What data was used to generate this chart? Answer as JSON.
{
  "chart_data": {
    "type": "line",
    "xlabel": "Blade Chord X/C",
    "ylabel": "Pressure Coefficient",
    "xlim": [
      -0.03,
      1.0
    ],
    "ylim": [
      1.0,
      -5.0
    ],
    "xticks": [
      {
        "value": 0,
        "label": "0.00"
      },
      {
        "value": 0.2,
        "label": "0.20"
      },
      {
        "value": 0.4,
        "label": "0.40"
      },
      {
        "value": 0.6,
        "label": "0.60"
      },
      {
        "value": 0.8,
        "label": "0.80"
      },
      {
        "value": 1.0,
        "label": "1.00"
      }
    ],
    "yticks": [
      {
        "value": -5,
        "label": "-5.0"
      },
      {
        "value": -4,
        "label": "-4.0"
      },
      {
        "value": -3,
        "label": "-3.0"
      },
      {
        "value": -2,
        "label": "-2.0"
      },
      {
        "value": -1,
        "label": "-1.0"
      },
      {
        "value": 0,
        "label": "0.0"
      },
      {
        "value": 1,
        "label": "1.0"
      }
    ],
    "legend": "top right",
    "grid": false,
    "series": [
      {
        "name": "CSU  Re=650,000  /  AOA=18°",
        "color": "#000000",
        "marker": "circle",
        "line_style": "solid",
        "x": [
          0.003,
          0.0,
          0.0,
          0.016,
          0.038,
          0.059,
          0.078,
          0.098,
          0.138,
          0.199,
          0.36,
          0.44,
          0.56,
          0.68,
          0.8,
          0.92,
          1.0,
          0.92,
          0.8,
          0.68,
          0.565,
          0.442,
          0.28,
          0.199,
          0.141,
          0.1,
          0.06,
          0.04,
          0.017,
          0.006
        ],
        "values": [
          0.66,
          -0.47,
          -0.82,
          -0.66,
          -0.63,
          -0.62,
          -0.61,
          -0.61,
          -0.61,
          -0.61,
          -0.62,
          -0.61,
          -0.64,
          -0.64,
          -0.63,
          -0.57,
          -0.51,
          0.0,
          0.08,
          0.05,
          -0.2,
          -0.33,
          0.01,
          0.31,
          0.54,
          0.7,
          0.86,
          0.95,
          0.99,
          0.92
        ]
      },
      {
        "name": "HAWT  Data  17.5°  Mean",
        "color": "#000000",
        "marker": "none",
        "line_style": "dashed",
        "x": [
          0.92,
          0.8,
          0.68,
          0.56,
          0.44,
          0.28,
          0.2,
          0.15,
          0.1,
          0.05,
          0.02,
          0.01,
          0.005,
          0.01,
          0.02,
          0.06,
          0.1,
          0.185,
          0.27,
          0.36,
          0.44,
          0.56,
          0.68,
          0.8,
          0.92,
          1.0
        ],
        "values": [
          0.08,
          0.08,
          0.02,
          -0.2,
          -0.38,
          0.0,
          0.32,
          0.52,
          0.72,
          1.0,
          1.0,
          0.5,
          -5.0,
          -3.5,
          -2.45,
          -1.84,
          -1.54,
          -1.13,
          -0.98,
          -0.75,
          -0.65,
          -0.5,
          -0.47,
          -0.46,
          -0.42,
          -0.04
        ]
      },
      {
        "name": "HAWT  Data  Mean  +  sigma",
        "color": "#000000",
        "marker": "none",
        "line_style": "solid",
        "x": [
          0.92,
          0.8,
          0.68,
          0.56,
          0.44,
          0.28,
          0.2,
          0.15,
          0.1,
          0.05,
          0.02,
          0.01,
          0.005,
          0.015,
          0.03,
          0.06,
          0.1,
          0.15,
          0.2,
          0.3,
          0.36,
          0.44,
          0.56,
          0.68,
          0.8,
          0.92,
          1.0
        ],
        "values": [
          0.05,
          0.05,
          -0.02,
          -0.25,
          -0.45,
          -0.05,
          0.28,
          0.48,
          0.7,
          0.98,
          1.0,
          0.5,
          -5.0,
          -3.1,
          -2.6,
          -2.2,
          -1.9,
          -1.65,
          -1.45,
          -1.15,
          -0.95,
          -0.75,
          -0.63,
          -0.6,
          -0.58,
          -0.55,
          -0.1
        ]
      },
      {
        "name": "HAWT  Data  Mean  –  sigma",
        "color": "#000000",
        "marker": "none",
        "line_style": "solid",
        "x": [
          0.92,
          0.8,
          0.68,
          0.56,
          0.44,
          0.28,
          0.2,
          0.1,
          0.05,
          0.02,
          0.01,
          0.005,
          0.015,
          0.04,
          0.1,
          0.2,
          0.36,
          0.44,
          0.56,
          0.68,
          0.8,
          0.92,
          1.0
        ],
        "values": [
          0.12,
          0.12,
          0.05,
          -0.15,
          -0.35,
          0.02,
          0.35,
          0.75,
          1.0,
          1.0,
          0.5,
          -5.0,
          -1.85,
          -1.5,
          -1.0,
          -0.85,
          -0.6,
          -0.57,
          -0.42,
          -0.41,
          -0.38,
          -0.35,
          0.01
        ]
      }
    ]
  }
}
+===+
Objective: Using the data above, return each line exactly as written.

Output of the task:
What data was used to generate this chart? Answer as JSON.
{
  "chart_data": {
    "type": "line",
    "xlabel": "Blade Chord X/C",
    "ylabel": "Pressure Coefficient",
    "xlim": [
      -0.03,
      1.0
    ],
    "ylim": [
      1.0,
      -5.0
    ],
    "xticks": [
      {
        "value": 0,
        "label": "0.00"
      },
      {
        "value": 0.2,
        "label": "0.20"
      },
      {
        "value": 0.4,
        "label": "0.40"
      },
      {
        "value": 0.6,
        "label": "0.60"
      },
      {
        "value": 0.8,
        "label": "0.80"
      },
      {
        "value": 1.0,
        "label": "1.00"
      }
    ],
    "yticks": [
      {
        "value": -5,
        "label": "-5.0"
      },
      {
        "value": -4,
        "label": "-4.0"
      },
      {
        "value": -3,
        "label": "-3.0"
      },
      {
        "value": -2,
        "label": "-2.0"
      },
      {
        "value": -1,
        "label": "-1.0"
      },
      {
        "value": 0,
        "label": "0.0"
      },
      {
        "value": 1,
        "label": "1.0"
      }
    ],
    "legend": "top right",
    "grid": false,
    "series": [
      {
        "name": "CSU  Re=650,000  /  AOA=18°",
        "color": "#000000",
        "marker": "circle",
        "line_style": "solid",
        "x": [
          0.003,
          0.0,
          0.0,
          0.016,
          0.038,
          0.059,
          0.078,
          0.098,
          0.138,
          0.199,
          0.36,
          0.44,
          0.56,
          0.68,
          0.8,
          0.92,
          1.0,
          0.92,
          0.8,
          0.68,
          0.565,
          0.442,
          0.28,
          0.199,
          0.141,
          0.1,
          0.06,
          0.04,
          0.017,
          0.006
        ],
        "values": [
          0.66,
          -0.47,
          -0.82,
          -0.66,
          -0.63,
          -0.62,
          -0.61,
          -0.61,
          -0.61,
          -0.61,
          -0.62,
          -0.61,
          -0.64,
          -0.64,
          -0.63,
          -0.57,
          -0.51,
          0.0,
          0.08,
          0.05,
          -0.2,
          -0.33,
          0.01,
          0.31,
          0.54,
          0.7,
          0.86,
          0.95,
          0.99,
          0.92
        ]
      },
      {
        "name": "HAWT  Data  17.5°  Mean",
        "color": "#000000",
        "marker": "none",
        "line_style": "dashed",
        "x": [
          0.92,
          0.8,
          0.68,
          0.56,
          0.44,
          0.28,
          0.2,
          0.15,
          0.1,
          0.05,
          0.02,
          0.01,
          0.005,
          0.01,
          0.02,
          0.06,
          0.1,
          0.185,
          0.27,
          0.36,
          0.44,
          0.56,
          0.68,
          0.8,
          0.92,
          1.0
        ],
        "values": [
          0.08,
          0.08,
          0.02,
          -0.2,
          -0.38,
          0.0,
          0.32,
          0.52,
          0.72,
          1.0,
          1.0,
          0.5,
          -5.0,
          -3.5,
          -2.45,
          -1.84,
          -1.54,
          -1.13,
          -0.98,
          -0.75,
          -0.65,
          -0.5,
          -0.47,
          -0.46,
          -0.42,
          -0.04
        ]
      },
      {
        "name": "HAWT  Data  Mean  +  sigma",
        "color": "#000000",
        "marker": "none",
        "line_style": "solid",
        "x": [
          0.92,
          0.8,
          0.68,
          0.56,
          0.44,
          0.28,
          0.2,
          0.15,
          0.1,
          0.05,
          0.02,
          0.01,
          0.005,
          0.015,
          0.03,
          0.06,
          0.1,
          0.15,
          0.2,
          0.3,
          0.36,
          0.44,
          0.56,
          0.68,
          0.8,
          0.92,
          1.0
        ],
        "values": [
          0.05,
          0.05,
          -0.02,
          -0.25,
          -0.45,
          -0.05,
          0.28,
          0.48,
          0.7,
          0.98,
          1.0,
          0.5,
          -5.0,
          -3.1,
          -2.6,
          -2.2,
          -1.9,
          -1.65,
          -1.45,
          -1.15,
          -0.95,
          -0.75,
          -0.63,
          -0.6,
          -0.58,
          -0.55,
          -0.1
        ]
      },
      {
        "name": "HAWT  Data  Mean  –  sigma",
        "color": "#000000",
        "marker": "none",
        "line_style": "solid",
        "x": [
          0.92,
          0.8,
          0.68,
          0.56,
          0.44,
          0.28,
          0.2,
          0.1,
          0.05,
          0.02,
          0.01,
          0.005,
          0.015,
          0.04,
          0.1,
          0.2,
          0.36,
          0.44,
          0.56,
          0.68,
          0.8,
          0.92,
          1.0
        ],
        "values": [
          0.12,
          0.12,
          0.05,
          -0.15,
          -0.35,
          0.02,
          0.35,
          0.75,
          1.0,
          1.0,
          0.5,
          -5.0,
          -1.85,
          -1.5,
          -1.0,
          -0.85,
          -0.6,
          -0.57,
          -0.42,
          -0.41,
          -0.38,
          -0.35,
          0.01
        ]
      }
    ]
  }
}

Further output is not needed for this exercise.